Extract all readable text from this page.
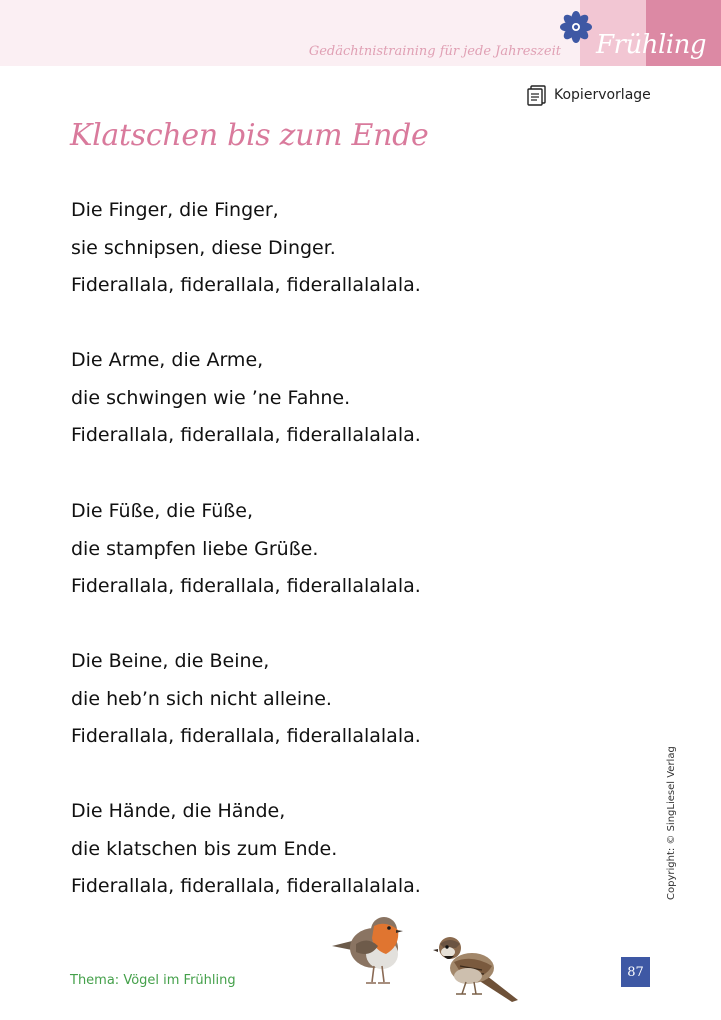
Gedächtnistraining für jede Jahreszeit Frühling
Kopiervorlage
Klatschen bis zum Ende
Die Finger, die Finger,
sie schnipsen, diese Dinger.
Fiderallala, fiderallala, fiderallalalala.
Die Arme, die Arme,
die schwingen wie ’ne Fahne.
Fiderallala, fiderallala, fiderallalalala.
Die Füße, die Füße,
die stampfen liebe Grüße.
Fiderallala, fiderallala, fiderallalalala.
Die Beine, die Beine,
die heb’n sich nicht alleine.
Fiderallala, fiderallala, fiderallalalala.
Die Hände, die Hände,
die klatschen bis zum Ende.
Fiderallala, fiderallala, fiderallalalala.
Thema: Vögel im Frühling
Copyright: © SingLiesel Verlag
87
^^^^^^^^^^^^^^^^
▸ **TO DO**:
Copy every line of the material in which the word "Frühling" occurs.

▸ **FULL ANSWER**:
Gedächtnistraining für jede Jahreszeit Frühling
Thema: Vögel im Frühling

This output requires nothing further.